=== Begin Enclosure ===

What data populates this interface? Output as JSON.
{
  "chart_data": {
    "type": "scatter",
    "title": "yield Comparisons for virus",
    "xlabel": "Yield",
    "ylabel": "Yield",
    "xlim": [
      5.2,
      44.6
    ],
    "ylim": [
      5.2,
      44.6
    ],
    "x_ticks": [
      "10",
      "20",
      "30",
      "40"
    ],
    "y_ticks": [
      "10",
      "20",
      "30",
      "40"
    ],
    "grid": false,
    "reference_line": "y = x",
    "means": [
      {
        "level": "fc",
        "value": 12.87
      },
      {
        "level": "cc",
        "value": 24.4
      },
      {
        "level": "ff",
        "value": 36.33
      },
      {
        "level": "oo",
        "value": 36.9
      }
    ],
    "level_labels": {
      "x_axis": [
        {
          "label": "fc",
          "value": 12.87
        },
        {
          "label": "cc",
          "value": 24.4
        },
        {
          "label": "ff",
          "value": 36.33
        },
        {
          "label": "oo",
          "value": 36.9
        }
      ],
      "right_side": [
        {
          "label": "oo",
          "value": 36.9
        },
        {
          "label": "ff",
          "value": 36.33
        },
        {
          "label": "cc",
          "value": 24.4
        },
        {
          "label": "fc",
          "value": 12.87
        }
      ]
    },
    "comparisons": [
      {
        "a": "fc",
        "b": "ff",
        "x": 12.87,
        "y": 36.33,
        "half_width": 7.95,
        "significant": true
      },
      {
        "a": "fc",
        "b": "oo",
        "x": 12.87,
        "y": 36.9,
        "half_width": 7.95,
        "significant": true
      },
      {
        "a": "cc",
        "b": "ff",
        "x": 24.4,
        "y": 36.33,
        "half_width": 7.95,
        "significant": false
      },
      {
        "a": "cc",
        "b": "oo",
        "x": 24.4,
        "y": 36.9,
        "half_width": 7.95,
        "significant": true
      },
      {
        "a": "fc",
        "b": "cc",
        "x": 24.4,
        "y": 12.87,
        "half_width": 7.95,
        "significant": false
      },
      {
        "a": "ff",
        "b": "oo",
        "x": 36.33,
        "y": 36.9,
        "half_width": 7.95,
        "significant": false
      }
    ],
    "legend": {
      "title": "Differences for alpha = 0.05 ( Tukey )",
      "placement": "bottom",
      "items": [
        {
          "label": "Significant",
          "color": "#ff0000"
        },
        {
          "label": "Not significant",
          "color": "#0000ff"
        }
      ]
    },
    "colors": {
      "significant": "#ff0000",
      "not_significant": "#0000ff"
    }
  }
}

=== End Enclosure ===

** Prompt **
Please repeat every record above word for word.

** Problem solution **
What data populates this interface? Output as JSON.
{
  "chart_data": {
    "type": "scatter",
    "title": "yield Comparisons for virus",
    "xlabel": "Yield",
    "ylabel": "Yield",
    "xlim": [
      5.2,
      44.6
    ],
    "ylim": [
      5.2,
      44.6
    ],
    "x_ticks": [
      "10",
      "20",
      "30",
      "40"
    ],
    "y_ticks": [
      "10",
      "20",
      "30",
      "40"
    ],
    "grid": false,
    "reference_line": "y = x",
    "means": [
      {
        "level": "fc",
        "value": 12.87
      },
      {
        "level": "cc",
        "value": 24.4
      },
      {
        "level": "ff",
        "value": 36.33
      },
      {
        "level": "oo",
        "value": 36.9
      }
    ],
    "level_labels": {
      "x_axis": [
        {
          "label": "fc",
          "value": 12.87
        },
        {
          "label": "cc",
          "value": 24.4
        },
        {
          "label": "ff",
          "value": 36.33
        },
        {
          "label": "oo",
          "value": 36.9
        }
      ],
      "right_side": [
        {
          "label": "oo",
          "value": 36.9
        },
        {
          "label": "ff",
          "value": 36.33
        },
        {
          "label": "cc",
          "value": 24.4
        },
        {
          "label": "fc",
          "value": 12.87
        }
      ]
    },
    "comparisons": [
      {
        "a": "fc",
        "b": "ff",
        "x": 12.87,
        "y": 36.33,
        "half_width": 7.95,
        "significant": true
      },
      {
        "a": "fc",
        "b": "oo",
        "x": 12.87,
        "y": 36.9,
        "half_width": 7.95,
        "significant": true
      },
      {
        "a": "cc",
        "b": "ff",
        "x": 24.4,
        "y": 36.33,
        "half_width": 7.95,
        "significant": false
      },
      {
        "a": "cc",
        "b": "oo",
        "x": 24.4,
        "y": 36.9,
        "half_width": 7.95,
        "significant": true
      },
      {
        "a": "fc",
        "b": "cc",
        "x": 24.4,
        "y": 12.87,
        "half_width": 7.95,
        "significant": false
      },
      {
        "a": "ff",
        "b": "oo",
        "x": 36.33,
        "y": 36.9,
        "half_width": 7.95,
        "significant": false
      }
    ],
    "legend": {
      "title": "Differences for alpha = 0.05 ( Tukey )",
      "placement": "bottom",
      "items": [
        {
          "label": "Significant",
          "color": "#ff0000"
        },
        {
          "label": "Not significant",
          "color": "#0000ff"
        }
      ]
    },
    "colors": {
      "significant": "#ff0000",
      "not_significant": "#0000ff"
    }
  }
}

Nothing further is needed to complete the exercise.